(A block of data)
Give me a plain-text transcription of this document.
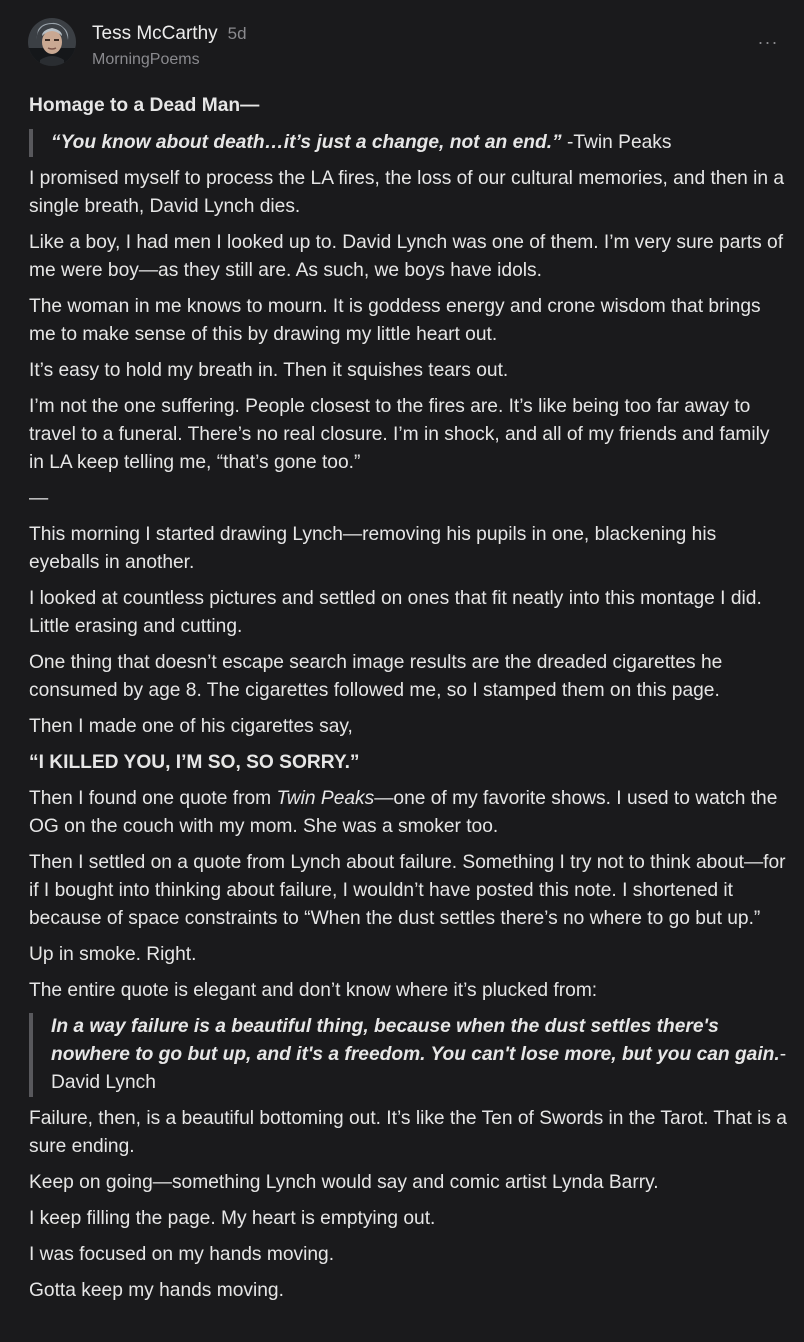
Tess McCarthy 5d
MorningPoems
···

Homage to a Dead Man—

“You know about death…it’s just a change, not an end.” -Twin Peaks

I promised myself to process the LA fires, the loss of our cultural memories, and then in a single breath, David Lynch dies.

Like a boy, I had men I looked up to. David Lynch was one of them. I’m very sure parts of me were boy—as they still are. As such, we boys have idols.

The woman in me knows to mourn. It is goddess energy and crone wisdom that brings me to make sense of this by drawing my little heart out.

It’s easy to hold my breath in. Then it squishes tears out.

I’m not the one suffering. People closest to the fires are. It’s like being too far away to travel to a funeral. There’s no real closure. I’m in shock, and all of my friends and family in LA keep telling me, “that’s gone too.”

—

This morning I started drawing Lynch—removing his pupils in one, blackening his eyeballs in another.

I looked at countless pictures and settled on ones that fit neatly into this montage I did. Little erasing and cutting.

One thing that doesn’t escape search image results are the dreaded cigarettes he consumed by age 8. The cigarettes followed me, so I stamped them on this page.

Then I made one of his cigarettes say,

“I KILLED YOU, I’M SO, SO SORRY.”

Then I found one quote from Twin Peaks—one of my favorite shows. I used to watch the OG on the couch with my mom. She was a smoker too.

Then I settled on a quote from Lynch about failure. Something I try not to think about—for if I bought into thinking about failure, I wouldn’t have posted this note. I shortened it because of space constraints to “When the dust settles there’s no where to go but up.”

Up in smoke. Right.

The entire quote is elegant and don’t know where it’s plucked from:

In a way failure is a beautiful thing, because when the dust settles there's nowhere to go but up, and it's a freedom. You can't lose more, but you can gain.-David Lynch

Failure, then, is a beautiful bottoming out. It’s like the Ten of Swords in the Tarot. That is a sure ending.

Keep on going—something Lynch would say and comic artist Lynda Barry.

I keep filling the page. My heart is emptying out.

I was focused on my hands moving.

Gotta keep my hands moving.
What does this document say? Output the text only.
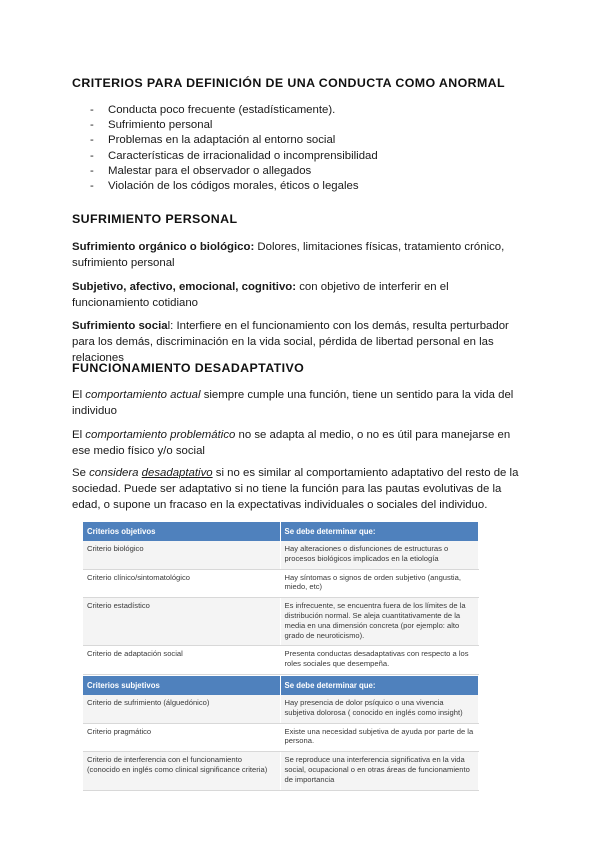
CRITERIOS PARA DEFINICIÓN DE UNA CONDUCTA COMO ANORMAL
- Conducta poco frecuente (estadísticamente).
- Sufrimiento personal
- Problemas en la adaptación al entorno social
- Características de irracionalidad o incomprensibilidad
- Malestar para el observador o allegados
- Violación de los códigos morales, éticos o legales
SUFRIMIENTO PERSONAL

Sufrimiento orgánico o biológico: Dolores, limitaciones físicas, tratamiento crónico, sufrimiento personal

Subjetivo, afectivo, emocional, cognitivo: con objetivo de interferir en el funcionamiento cotidiano

Sufrimiento social: Interfiere en el funcionamiento con los demás, resulta perturbador para los demás, discriminación en la vida social, pérdida de libertad personal en las relaciones

FUNCIONAMIENTO DESADAPTATIVO

El comportamiento actual siempre cumple una función, tiene un sentido para la vida del individuo

El comportamiento problemático no se adapta al medio, o no es útil para manejarse en ese medio físico y/o social

Se considera desadaptativo si no es similar al comportamiento adaptativo del resto de la sociedad. Puede ser adaptativo si no tiene la función para las pautas evolutivas de la edad, o supone un fracaso en la expectativas individuales o sociales del individuo.

Criterios objetivos	Se debe determinar que:
Criterio biológico	Hay alteraciones o disfunciones de estructuras o procesos biológicos implicados en la etiología
Criterio clínico/sintomatológico	Hay síntomas o signos de orden subjetivo (angustia, miedo, etc)
Criterio estadístico	Es infrecuente, se encuentra fuera de los límites de la distribución normal. Se aleja cuantitativamente de la media en una dimensión concreta (por ejemplo: alto grado de neuroticismo).
Criterio de adaptación social	Presenta conductas desadaptativas con respecto a los roles sociales que desempeña.
Criterios subjetivos	Se debe determinar que:
Criterio de sufrimiento (álguedónico)	Hay presencia de dolor psíquico o una vivencia subjetiva dolorosa ( conocido en inglés como insight)
Criterio pragmático	Existe una necesidad subjetiva de ayuda por parte de la persona.
Criterio de interferencia con el funcionamiento (conocido en inglés como clinical significance criteria)	Se reproduce una interferencia significativa en la vida social, ocupacional o en otras áreas de funcionamiento de importancia
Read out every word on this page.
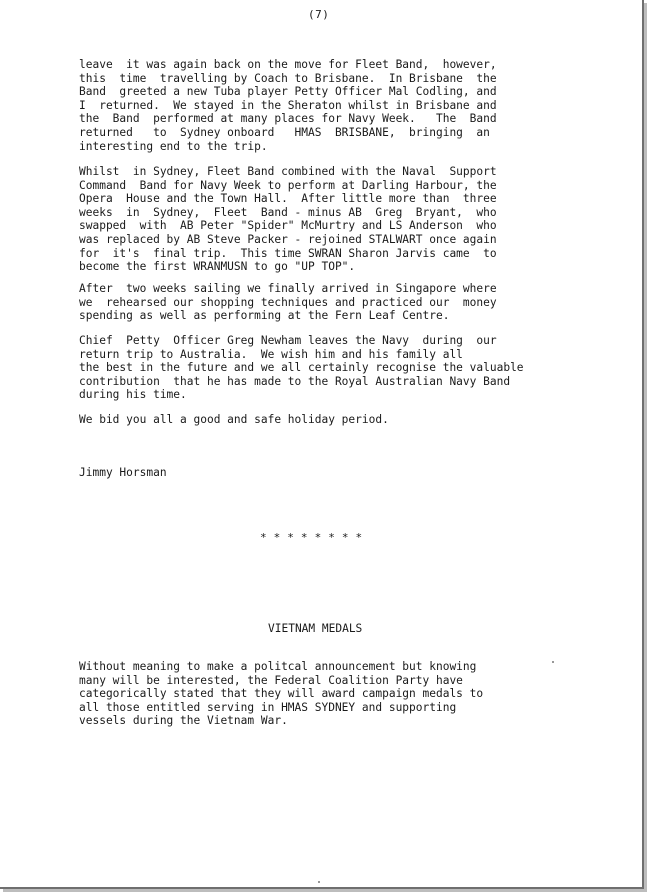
(7)
leave  it was again back on the move for Fleet Band,  however,
this  time  travelling by Coach to Brisbane.  In Brisbane  the
Band  greeted a new Tuba player Petty Officer Mal Codling, and
I  returned.  We stayed in the Sheraton whilst in Brisbane and
the  Band  performed at many places for Navy Week.   The  Band
returned   to  Sydney onboard   HMAS  BRISBANE,  bringing  an
interesting end to the trip.
Whilst  in Sydney, Fleet Band combined with the Naval  Support
Command  Band for Navy Week to perform at Darling Harbour, the
Opera  House and the Town Hall.  After little more than  three
weeks  in  Sydney,  Fleet  Band - minus AB  Greg  Bryant,  who
swapped  with  AB Peter "Spider" McMurtry and LS Anderson  who
was replaced by AB Steve Packer - rejoined STALWART once again
for  it's  final trip.  This time SWRAN Sharon Jarvis came  to
become the first WRANMUSN to go "UP TOP".
After  two weeks sailing we finally arrived in Singapore where
we  rehearsed our shopping techniques and practiced our  money
spending as well as performing at the Fern Leaf Centre.
Chief  Petty  Officer Greg Newham leaves the Navy  during  our
return trip to Australia.  We wish him and his family all
the best in the future and we all certainly recognise the valuable
contribution  that he has made to the Royal Australian Navy Band
during his time.
We bid you all a good and safe holiday period.
Jimmy Horsman
* * * * * * * *
VIETNAM MEDALS
Without meaning to make a politcal announcement but knowing
many will be interested, the Federal Coalition Party have
categorically stated that they will award campaign medals to
all those entitled serving in HMAS SYDNEY and supporting
vessels during the Vietnam War.
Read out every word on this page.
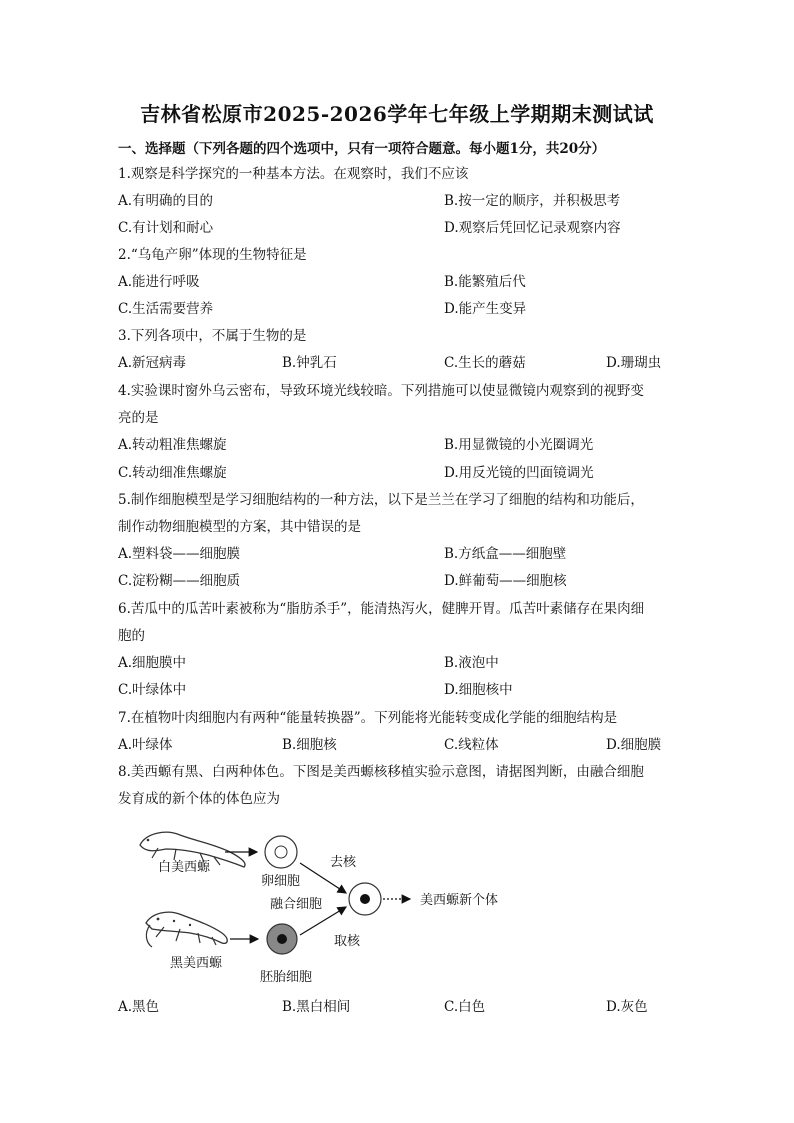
吉林省松原市2025-2026学年七年级上学期期末测试试
一、选择题（下列各题的四个选项中，只有一项符合题意。每小题1分，共20分）
1.观察是科学探究的一种基本方法。在观察时，我们不应该
A.有明确的目的	B.按一定的顺序，并积极思考
C.有计划和耐心	D.观察后凭回忆记录观察内容
2.“乌龟产卵”体现的生物特征是
A.能进行呼吸	B.能繁殖后代
C.生活需要营养	D.能产生变异
3.下列各项中，不属于生物的是
A.新冠病毒	B.钟乳石	C.生长的蘑菇	D.珊瑚虫
4.实验课时窗外乌云密布，导致环境光线较暗。下列措施可以使显微镜内观察到的视野变
亮的是
A.转动粗准焦螺旋	B.用显微镜的小光圈调光
C.转动细准焦螺旋	D.用反光镜的凹面镜调光
5.制作细胞模型是学习细胞结构的一种方法，以下是兰兰在学习了细胞的结构和功能后，
制作动物细胞模型的方案，其中错误的是
A.塑料袋——细胞膜	B.方纸盒——细胞壁
C.淀粉糊——细胞质	D.鲜葡萄——细胞核
6.苦瓜中的瓜苦叶素被称为“脂肪杀手”，能清热泻火，健脾开胃。瓜苦叶素储存在果肉细
胞的
A.细胞膜中	B.液泡中
C.叶绿体中	D.细胞核中
7.在植物叶肉细胞内有两种“能量转换器”。下列能将光能转变成化学能的细胞结构是
A.叶绿体	B.细胞核	C.线粒体	D.细胞膜
8.美西螈有黑、白两种体色。下图是美西螈核移植实验示意图，请据图判断，由融合细胞
发育成的新个体的体色应为
白美西螈
卵细胞
去核
融合细胞	美西螈新个体
取核
黑美西螈
胚胎细胞
A.黑色	B.黑白相间	C.白色	D.灰色
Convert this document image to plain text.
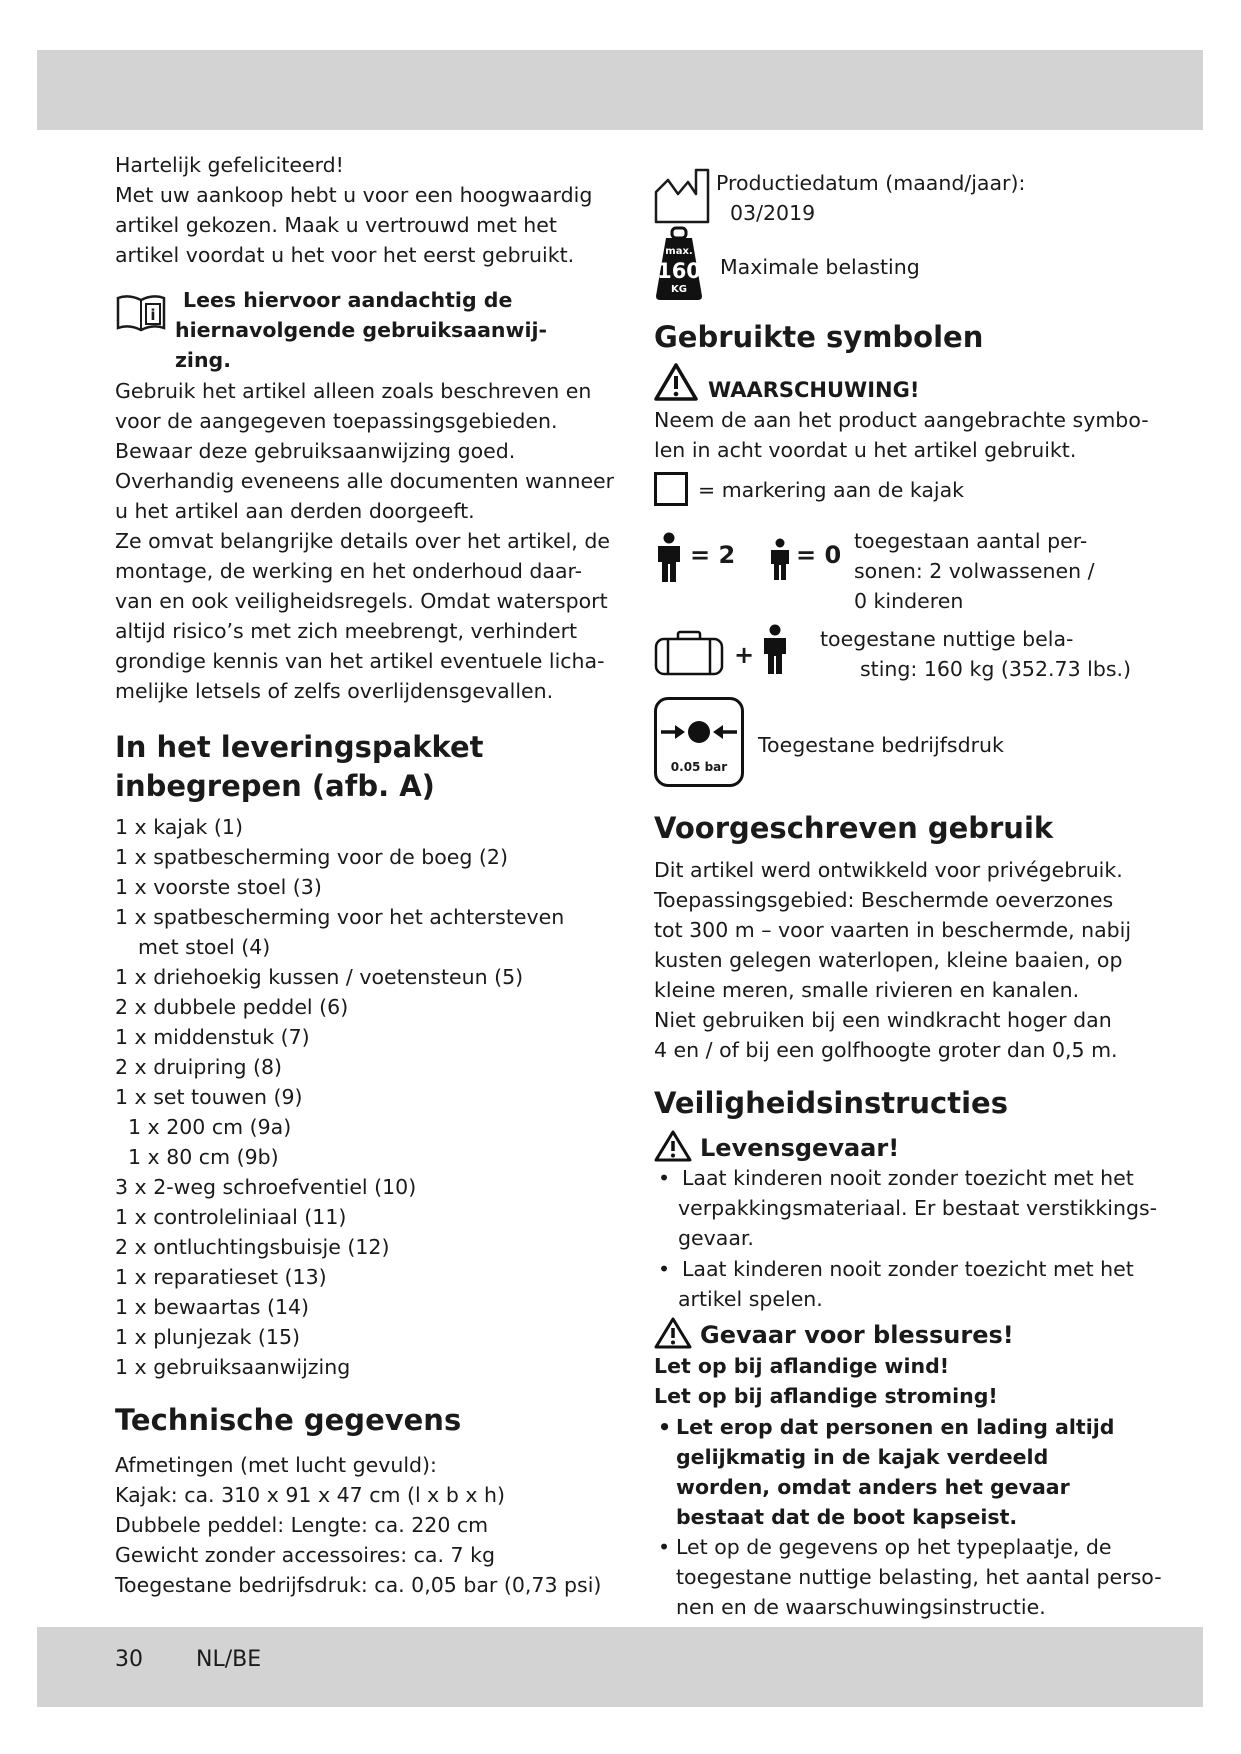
Hartelijk gefeliciteerd!

Met uw aankoop hebt u voor een hoogwaardig

artikel gekozen. Maak u vertrouwd met het

artikel voordat u het voor het eerst gebruikt.

i

Lees hiervoor aandachtig de

hiernavolgende gebruiksaanwij-

zing.

Gebruik het artikel alleen zoals beschreven en

voor de aangegeven toepassingsgebieden.

Bewaar deze gebruiksaanwijzing goed.

Overhandig eveneens alle documenten wanneer

u het artikel aan derden doorgeeft.

Ze omvat belangrijke details over het artikel, de

montage, de werking en het onderhoud daar-

van en ook veiligheidsregels. Omdat watersport

altijd risico’s met zich meebrengt, verhindert

grondige kennis van het artikel eventuele licha-

melijke letsels of zelfs overlijdensgevallen.

In het leveringspakket

inbegrepen (afb. A)

1 x kajak (1)

1 x spatbescherming voor de boeg (2)

1 x voorste stoel (3)

1 x spatbescherming voor het achtersteven

met stoel (4)

1 x driehoekig kussen / voetensteun (5)

2 x dubbele peddel (6)

1 x middenstuk (7)

2 x druipring (8)

1 x set touwen (9)

1 x 200 cm (9a)

1 x 80 cm (9b)

3 x 2-weg schroefventiel (10)

1 x controleliniaal (11)

2 x ontluchtingsbuisje (12)

1 x reparatieset (13)

1 x bewaartas (14)

1 x plunjezak (15)

1 x gebruiksaanwijzing

Technische gegevens

Afmetingen (met lucht gevuld):

Kajak: ca. 310 x 91 x 47 cm (l x b x h)

Dubbele peddel: Lengte: ca. 220 cm

Gewicht zonder accessoires: ca. 7 kg

Toegestane bedrijfsdruk: ca. 0,05 bar (0,73 psi)

Productiedatum (maand/jaar):

03/2019

max.
160
KG

Maximale belasting

Gebruikte symbolen

WAARSCHUWING!

Neem de aan het product aangebrachte symbo-

len in acht voordat u het artikel gebruikt.

= markering aan de kajak

= 2	= 0 toegestaan aantal per-

sonen: 2 volwassenen /

0 kinderen

+

toegestane nuttige bela-

sting: 160 kg (352.73 lbs.)

0.05 bar

Toegestane bedrijfsdruk

Voorgeschreven gebruik

Dit artikel werd ontwikkeld voor privégebruik.

Toepassingsgebied: Beschermde oeverzones

tot 300 m – voor vaarten in beschermde, nabij

kusten gelegen waterlopen, kleine baaien, op

kleine meren, smalle rivieren en kanalen.

Niet gebruiken bij een windkracht hoger dan

4 en / of bij een golfhoogte groter dan 0,5 m.

Veiligheidsinstructies

Levensgevaar!

• Laat kinderen nooit zonder toezicht met het

verpakkingsmateriaal. Er bestaat verstikkings-

gevaar.

• Laat kinderen nooit zonder toezicht met het

artikel spelen.

Gevaar voor blessures!

Let op bij aflandige wind!

Let op bij aflandige stroming!

• Let erop dat personen en lading altijd

gelijkmatig in de kajak verdeeld

worden, omdat anders het gevaar

bestaat dat de boot kapseist.

• Let op de gegevens op het typeplaatje, de

toegestane nuttige belasting, het aantal perso-

nen en de waarschuwingsinstructie.

30 NL/BE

Short task - Of the lines in the material, how many contain the word "about"? Reply with the number and nothing else.

Final result - 2